- **Exercise goal**:
Copy out the entries exactly, from the first line to the last.
** start Supplied data **
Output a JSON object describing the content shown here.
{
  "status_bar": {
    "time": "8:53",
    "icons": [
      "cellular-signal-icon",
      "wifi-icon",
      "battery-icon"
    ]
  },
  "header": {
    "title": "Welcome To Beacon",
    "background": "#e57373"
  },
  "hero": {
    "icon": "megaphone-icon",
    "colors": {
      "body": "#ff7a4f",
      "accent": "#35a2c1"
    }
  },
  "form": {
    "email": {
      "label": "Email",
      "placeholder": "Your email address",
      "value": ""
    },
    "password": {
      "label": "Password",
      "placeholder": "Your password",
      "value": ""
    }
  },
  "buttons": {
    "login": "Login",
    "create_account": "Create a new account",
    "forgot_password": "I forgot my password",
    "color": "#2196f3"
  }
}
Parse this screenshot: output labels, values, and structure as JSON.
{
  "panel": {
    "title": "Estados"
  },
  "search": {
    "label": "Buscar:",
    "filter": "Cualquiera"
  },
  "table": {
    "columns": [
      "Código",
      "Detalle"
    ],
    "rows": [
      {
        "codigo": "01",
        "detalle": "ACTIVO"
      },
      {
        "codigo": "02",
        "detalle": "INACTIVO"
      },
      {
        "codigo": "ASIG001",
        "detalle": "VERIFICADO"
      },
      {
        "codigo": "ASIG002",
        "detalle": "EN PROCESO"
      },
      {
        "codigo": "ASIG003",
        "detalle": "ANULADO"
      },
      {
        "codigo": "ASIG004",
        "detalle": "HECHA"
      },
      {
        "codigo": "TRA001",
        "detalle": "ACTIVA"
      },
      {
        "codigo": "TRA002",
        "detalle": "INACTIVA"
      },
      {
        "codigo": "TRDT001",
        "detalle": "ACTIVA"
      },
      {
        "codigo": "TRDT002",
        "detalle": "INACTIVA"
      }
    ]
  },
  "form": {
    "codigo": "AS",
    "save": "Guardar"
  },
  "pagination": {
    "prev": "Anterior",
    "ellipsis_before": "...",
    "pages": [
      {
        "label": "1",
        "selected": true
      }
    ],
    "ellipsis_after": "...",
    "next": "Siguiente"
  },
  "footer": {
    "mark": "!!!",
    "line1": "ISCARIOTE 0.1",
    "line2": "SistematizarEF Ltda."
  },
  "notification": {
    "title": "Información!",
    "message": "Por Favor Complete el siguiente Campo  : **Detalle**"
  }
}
** end Supplied data **
- **Task output**:
Output a JSON object describing the content shown here.
{
  "status_bar": {
    "time": "8:53",
    "icons": [
      "cellular-signal-icon",
      "wifi-icon",
      "battery-icon"
    ]
  },
  "header": {
    "title": "Welcome To Beacon",
    "background": "#e57373"
  },
  "hero": {
    "icon": "megaphone-icon",
    "colors": {
      "body": "#ff7a4f",
      "accent": "#35a2c1"
    }
  },
  "form": {
    "email": {
      "label": "Email",
      "placeholder": "Your email address",
      "value": ""
    },
    "password": {
      "label": "Password",
      "placeholder": "Your password",
      "value": ""
    }
  },
  "buttons": {
    "login": "Login",
    "create_account": "Create a new account",
    "forgot_password": "I forgot my password",
    "color": "#2196f3"
  }
}
Parse this screenshot: output labels, values, and structure as JSON.
{
  "panel": {
    "title": "Estados"
  },
  "search": {
    "label": "Buscar:",
    "filter": "Cualquiera"
  },
  "table": {
    "columns": [
      "Código",
      "Detalle"
    ],
    "rows": [
      {
        "codigo": "01",
        "detalle": "ACTIVO"
      },
      {
        "codigo": "02",
        "detalle": "INACTIVO"
      },
      {
        "codigo": "ASIG001",
        "detalle": "VERIFICADO"
      },
      {
        "codigo": "ASIG002",
        "detalle": "EN PROCESO"
      },
      {
        "codigo": "ASIG003",
        "detalle": "ANULADO"
      },
      {
        "codigo": "ASIG004",
        "detalle": "HECHA"
      },
      {
        "codigo": "TRA001",
        "detalle": "ACTIVA"
      },
      {
        "codigo": "TRA002",
        "detalle": "INACTIVA"
      },
      {
        "codigo": "TRDT001",
        "detalle": "ACTIVA"
      },
      {
        "codigo": "TRDT002",
        "detalle": "INACTIVA"
      }
    ]
  },
  "form": {
    "codigo": "AS",
    "save": "Guardar"
  },
  "pagination": {
    "prev": "Anterior",
    "ellipsis_before": "...",
    "pages": [
      {
        "label": "1",
        "selected": true
      }
    ],
    "ellipsis_after": "...",
    "next": "Siguiente"
  },
  "footer": {
    "mark": "!!!",
    "line1": "ISCARIOTE 0.1",
    "line2": "SistematizarEF Ltda."
  },
  "notification": {
    "title": "Información!",
    "message": "Por Favor Complete el siguiente Campo  : **Detalle**"
  }
}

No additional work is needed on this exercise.